DOCUMENT TEXT:
The behavior you're seeing—where setting useSession().currentPortfolioId.value = portfolio.id does not immediately reflect the new value when you call useSession().currentPortfolioId.value again—is likely due to how your composable is structured. Each call to useSession() creates a new instance and, therefore, a new useCookie ref. This means you're not referencing the same reactive ref across calls.
How to fix:
You should ensure that your composable returns a singleton ref, not a new one each time. In Nuxt, you can use the useState composable to persist a value across the app, or you can define your composable so it only creates the ref once.
Example fix:
let currentPortfolioId: Ref<number | undefined>;
export function useSession() {
if (!currentPortfolioId) {
currentPortfolioId = useCookie<number | undefined>('currentPortfolio', {
maxAge: 60 * 60 * 24 * 14
});
}
return {
currentPortfolioId
}
}
Or, use Nuxt's useState to ensure a singleton:
export function useSession() {
const currentPortfolioId = useCookie<number | undefined>('currentPortfolio', {
maxAge: 60 * 60 * 24 * 14
});
return {
currentPortfolioId
}
}
But always call useSession() once and reuse the returned object, rather than calling it multiple times in the same scope.
Key point:
If you call useSession() multiple times, you get different refs, so updating one does not update the other. Store the result of useSession() in a variable and reuse it.
References:
This pattern is consistent with how reactivity and composables work in Nuxt and Vue, as shown in the Nuxt useCookie documentation.

MATERIAL SHOWN:

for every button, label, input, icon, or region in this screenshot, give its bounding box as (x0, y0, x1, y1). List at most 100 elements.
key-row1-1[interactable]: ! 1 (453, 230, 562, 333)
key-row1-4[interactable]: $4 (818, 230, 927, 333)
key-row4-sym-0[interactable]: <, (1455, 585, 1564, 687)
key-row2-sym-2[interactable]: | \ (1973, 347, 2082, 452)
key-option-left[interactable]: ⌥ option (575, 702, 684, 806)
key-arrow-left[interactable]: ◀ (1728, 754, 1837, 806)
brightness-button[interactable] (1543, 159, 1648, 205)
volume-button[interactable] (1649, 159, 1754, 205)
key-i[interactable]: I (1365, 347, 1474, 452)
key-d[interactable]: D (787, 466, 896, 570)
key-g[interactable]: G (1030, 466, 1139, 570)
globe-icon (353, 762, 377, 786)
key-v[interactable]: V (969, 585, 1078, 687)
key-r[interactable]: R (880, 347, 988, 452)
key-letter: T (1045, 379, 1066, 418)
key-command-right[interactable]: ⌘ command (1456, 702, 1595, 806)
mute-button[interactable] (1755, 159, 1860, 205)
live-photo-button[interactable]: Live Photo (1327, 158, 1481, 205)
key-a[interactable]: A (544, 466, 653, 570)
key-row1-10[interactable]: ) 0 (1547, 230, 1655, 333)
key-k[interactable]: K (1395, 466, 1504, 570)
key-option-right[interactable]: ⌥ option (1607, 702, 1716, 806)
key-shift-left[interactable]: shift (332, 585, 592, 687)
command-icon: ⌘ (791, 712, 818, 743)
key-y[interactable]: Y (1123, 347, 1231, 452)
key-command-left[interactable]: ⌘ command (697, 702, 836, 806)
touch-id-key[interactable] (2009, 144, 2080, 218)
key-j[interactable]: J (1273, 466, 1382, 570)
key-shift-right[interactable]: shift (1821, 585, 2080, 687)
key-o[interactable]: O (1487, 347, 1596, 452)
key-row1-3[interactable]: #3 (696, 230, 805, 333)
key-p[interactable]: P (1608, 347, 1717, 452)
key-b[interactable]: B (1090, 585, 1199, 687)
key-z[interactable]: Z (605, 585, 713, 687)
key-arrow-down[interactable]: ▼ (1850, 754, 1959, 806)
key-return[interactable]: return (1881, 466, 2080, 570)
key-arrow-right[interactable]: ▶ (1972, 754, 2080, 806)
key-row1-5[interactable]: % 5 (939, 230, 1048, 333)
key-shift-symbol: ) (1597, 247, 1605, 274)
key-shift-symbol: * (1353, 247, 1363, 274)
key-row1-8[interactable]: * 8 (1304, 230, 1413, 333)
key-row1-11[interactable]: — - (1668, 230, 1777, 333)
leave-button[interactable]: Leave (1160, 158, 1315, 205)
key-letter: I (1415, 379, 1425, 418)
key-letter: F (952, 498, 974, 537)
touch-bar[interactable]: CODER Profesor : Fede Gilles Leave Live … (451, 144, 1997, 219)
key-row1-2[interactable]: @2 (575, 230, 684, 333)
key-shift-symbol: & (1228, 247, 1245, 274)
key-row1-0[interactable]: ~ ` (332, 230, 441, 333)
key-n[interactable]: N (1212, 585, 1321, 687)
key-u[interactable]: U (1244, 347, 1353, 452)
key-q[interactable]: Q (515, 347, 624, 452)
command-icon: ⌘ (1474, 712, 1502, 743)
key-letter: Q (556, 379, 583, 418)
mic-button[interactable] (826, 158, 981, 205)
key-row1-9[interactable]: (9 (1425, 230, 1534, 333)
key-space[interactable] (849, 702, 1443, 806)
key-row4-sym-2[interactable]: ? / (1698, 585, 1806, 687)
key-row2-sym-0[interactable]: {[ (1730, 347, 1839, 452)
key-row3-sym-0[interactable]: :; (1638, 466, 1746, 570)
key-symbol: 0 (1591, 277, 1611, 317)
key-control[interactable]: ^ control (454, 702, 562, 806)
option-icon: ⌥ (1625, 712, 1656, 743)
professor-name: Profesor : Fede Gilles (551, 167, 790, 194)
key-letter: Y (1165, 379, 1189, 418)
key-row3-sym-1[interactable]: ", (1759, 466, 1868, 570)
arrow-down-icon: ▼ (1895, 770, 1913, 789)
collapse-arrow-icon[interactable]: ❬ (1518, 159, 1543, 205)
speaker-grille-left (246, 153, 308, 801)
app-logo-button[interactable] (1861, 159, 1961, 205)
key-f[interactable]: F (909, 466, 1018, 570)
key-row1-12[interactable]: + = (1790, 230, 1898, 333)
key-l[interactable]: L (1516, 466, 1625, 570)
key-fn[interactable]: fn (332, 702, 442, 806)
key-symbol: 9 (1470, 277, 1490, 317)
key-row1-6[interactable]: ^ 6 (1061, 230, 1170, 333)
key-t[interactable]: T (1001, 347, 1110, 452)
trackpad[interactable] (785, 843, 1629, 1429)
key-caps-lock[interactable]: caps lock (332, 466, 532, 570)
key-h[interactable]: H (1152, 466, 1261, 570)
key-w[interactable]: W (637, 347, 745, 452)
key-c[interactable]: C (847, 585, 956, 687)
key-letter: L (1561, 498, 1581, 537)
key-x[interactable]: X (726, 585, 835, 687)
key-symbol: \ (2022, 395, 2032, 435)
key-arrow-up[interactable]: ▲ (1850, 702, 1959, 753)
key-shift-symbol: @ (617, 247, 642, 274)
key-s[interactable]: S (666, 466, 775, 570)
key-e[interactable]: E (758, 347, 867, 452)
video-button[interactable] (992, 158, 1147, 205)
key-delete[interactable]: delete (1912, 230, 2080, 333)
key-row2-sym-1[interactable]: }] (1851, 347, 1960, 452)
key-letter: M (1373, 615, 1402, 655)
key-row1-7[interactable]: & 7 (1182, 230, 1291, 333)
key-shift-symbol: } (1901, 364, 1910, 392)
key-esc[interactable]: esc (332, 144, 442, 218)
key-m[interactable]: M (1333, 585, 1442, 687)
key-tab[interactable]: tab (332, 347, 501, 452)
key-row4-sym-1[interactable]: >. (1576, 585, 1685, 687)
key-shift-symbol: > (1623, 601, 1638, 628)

EXERCISES TO COMPLETE:
1 - From the Nuxt useSession explanation, copy the passage from "The behavior you're" up to and including "ref across calls.".
2 - In the Nuxt useSession explanation, what name is given to the cookie passed to useCookie?

ANSWERS FOR THIS EXERCISE:
1 -
The behavior you're seeing—where setting useSession().currentPortfolioId.value = portfolio.id does not immediately reflect the new value when you call useSession().currentPortfolioId.value again—is likely due to how your composable is structured. Each call to useSession() creates a new instance and, therefore, a new useCookie ref. This means you're not referencing the same reactive ref across calls.

2 - 'currentPortfolio'